**WORK INSTRUCTIONS**.
Copy every line of the listing that holds the string "types".

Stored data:
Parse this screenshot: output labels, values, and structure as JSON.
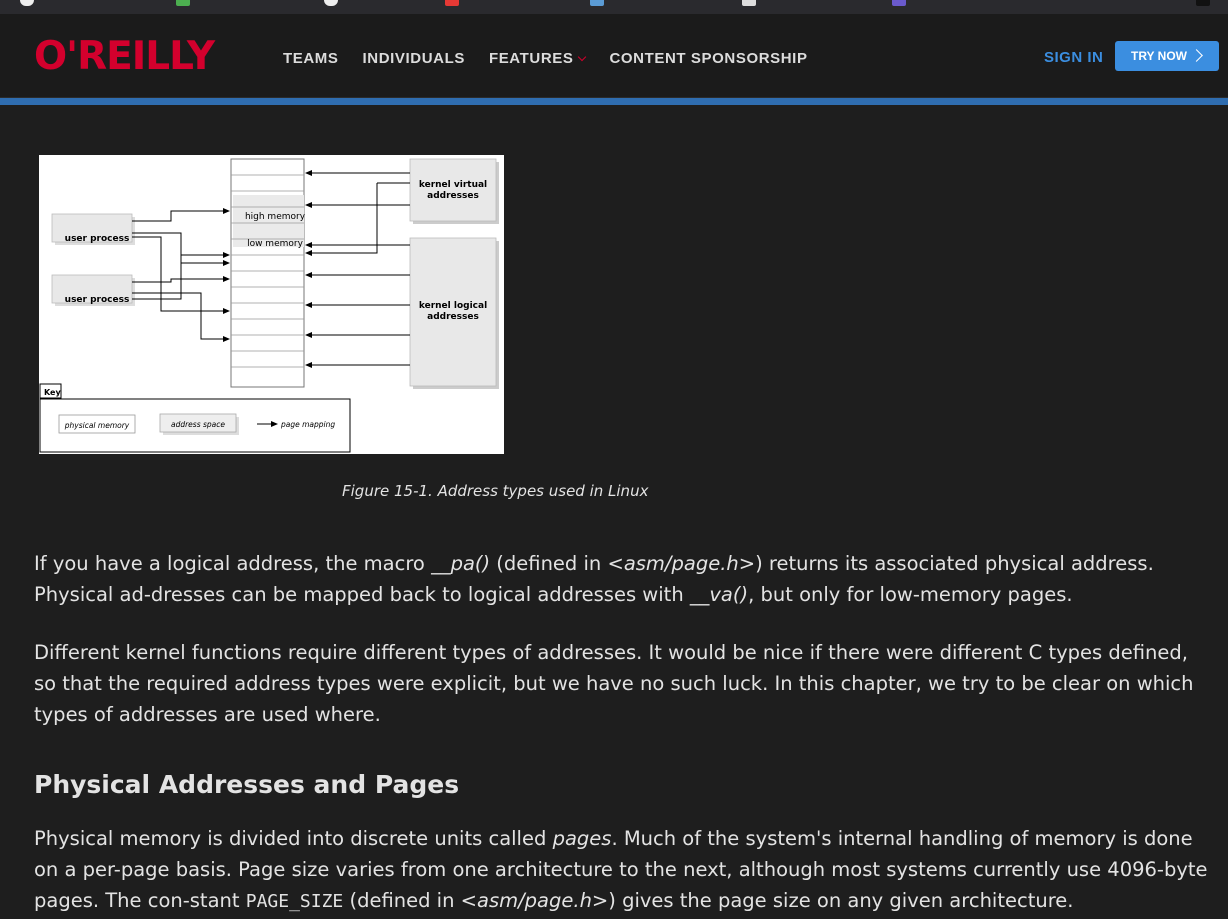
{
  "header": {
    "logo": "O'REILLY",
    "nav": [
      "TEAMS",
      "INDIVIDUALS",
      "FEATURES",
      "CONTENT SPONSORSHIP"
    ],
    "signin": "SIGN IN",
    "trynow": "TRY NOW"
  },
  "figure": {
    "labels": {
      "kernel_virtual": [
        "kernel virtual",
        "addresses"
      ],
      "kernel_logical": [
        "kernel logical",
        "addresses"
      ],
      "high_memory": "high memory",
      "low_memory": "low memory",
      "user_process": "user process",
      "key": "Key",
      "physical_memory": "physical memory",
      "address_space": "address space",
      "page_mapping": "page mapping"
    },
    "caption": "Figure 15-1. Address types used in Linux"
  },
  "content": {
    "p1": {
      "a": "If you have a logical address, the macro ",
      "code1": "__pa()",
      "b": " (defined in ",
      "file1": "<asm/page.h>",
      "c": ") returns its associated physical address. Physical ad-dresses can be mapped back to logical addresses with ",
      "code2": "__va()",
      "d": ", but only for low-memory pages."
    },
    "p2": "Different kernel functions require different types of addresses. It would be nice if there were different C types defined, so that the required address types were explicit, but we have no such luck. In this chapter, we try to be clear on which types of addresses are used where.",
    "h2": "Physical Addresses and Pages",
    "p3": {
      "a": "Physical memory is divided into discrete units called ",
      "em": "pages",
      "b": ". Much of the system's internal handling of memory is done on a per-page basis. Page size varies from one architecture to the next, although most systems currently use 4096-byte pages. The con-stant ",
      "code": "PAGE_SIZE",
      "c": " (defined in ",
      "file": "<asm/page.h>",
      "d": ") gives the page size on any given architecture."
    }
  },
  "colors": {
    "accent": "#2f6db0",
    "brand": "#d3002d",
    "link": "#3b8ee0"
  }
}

* * *

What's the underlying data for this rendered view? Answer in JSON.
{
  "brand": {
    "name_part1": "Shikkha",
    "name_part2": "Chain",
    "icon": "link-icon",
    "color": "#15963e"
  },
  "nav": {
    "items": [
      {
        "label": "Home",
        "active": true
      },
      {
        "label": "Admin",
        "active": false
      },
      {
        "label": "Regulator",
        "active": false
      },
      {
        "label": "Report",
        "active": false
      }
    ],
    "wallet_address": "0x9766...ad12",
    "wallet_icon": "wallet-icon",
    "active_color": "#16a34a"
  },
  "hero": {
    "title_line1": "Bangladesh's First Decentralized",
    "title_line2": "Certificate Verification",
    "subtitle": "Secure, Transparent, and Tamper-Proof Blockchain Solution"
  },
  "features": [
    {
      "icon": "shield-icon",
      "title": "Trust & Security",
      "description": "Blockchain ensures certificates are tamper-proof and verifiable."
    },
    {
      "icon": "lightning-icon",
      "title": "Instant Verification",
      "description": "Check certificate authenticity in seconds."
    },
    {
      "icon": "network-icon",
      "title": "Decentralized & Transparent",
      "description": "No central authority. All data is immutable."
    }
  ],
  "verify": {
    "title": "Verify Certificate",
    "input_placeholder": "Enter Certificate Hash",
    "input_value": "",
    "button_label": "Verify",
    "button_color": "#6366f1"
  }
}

---

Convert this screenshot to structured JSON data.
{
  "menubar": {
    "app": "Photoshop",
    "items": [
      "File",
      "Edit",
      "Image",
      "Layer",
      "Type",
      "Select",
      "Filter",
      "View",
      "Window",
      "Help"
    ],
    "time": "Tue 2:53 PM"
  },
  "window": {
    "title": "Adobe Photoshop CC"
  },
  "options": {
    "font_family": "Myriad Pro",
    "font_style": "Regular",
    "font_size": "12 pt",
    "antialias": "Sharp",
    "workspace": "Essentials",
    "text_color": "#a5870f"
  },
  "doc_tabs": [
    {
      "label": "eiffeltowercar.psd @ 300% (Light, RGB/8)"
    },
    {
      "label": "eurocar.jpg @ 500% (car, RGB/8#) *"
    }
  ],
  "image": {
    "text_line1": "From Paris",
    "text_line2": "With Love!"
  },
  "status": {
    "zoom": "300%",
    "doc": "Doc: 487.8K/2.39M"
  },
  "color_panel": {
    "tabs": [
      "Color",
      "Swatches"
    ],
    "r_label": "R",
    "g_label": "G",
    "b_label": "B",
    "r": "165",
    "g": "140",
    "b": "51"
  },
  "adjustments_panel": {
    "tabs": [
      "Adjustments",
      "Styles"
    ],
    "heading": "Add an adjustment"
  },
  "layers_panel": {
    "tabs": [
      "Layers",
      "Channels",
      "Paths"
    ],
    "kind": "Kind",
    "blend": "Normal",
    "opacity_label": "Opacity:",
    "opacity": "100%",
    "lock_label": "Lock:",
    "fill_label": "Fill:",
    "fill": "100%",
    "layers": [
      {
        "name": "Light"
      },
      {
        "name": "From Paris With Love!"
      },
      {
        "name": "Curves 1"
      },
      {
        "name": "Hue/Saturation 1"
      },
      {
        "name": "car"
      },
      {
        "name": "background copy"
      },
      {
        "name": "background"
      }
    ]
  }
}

**RESPONSE TO THIS EXERCISE**.
    "caption": "Figure 15-1. Address types used in Linux"
    "p2": "Different kernel functions require different types of addresses. It would be nice if there were different C types defined, so that the required address types were explicit, but we have no such luck. In this chapter, we try to be clear on which types of addresses are used where.",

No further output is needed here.